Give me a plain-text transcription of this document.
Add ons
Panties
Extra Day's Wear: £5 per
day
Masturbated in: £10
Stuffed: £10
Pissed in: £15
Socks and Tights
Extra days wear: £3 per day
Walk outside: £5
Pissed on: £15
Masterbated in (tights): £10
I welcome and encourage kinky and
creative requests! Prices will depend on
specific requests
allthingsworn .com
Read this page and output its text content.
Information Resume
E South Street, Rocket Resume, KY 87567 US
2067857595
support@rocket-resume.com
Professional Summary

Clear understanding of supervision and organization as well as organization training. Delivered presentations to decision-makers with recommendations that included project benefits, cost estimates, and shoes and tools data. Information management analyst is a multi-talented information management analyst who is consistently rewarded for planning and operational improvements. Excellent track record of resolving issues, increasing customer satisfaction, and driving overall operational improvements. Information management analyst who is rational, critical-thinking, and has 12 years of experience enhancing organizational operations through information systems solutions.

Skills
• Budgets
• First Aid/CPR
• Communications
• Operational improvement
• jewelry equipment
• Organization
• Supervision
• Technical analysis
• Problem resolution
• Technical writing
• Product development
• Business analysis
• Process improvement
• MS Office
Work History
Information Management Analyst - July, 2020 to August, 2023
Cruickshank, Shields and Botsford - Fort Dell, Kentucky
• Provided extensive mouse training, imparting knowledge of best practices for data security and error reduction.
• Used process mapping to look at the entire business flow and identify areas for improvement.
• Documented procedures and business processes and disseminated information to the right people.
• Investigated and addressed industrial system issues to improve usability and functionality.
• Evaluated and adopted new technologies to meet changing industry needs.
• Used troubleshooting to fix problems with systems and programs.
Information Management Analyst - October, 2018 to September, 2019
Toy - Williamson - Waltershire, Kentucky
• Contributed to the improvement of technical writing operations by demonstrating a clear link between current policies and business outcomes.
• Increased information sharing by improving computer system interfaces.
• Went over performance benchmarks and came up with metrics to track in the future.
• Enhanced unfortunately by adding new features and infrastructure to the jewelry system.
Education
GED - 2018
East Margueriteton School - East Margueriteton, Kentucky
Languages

════════════════════

Gather all lines of the records that include the word "writing".

> [Reply to the exercise]
• Technical writing
• Contributed to the improvement of technical writing operations by demonstrating a clear link between current policies and business outcomes.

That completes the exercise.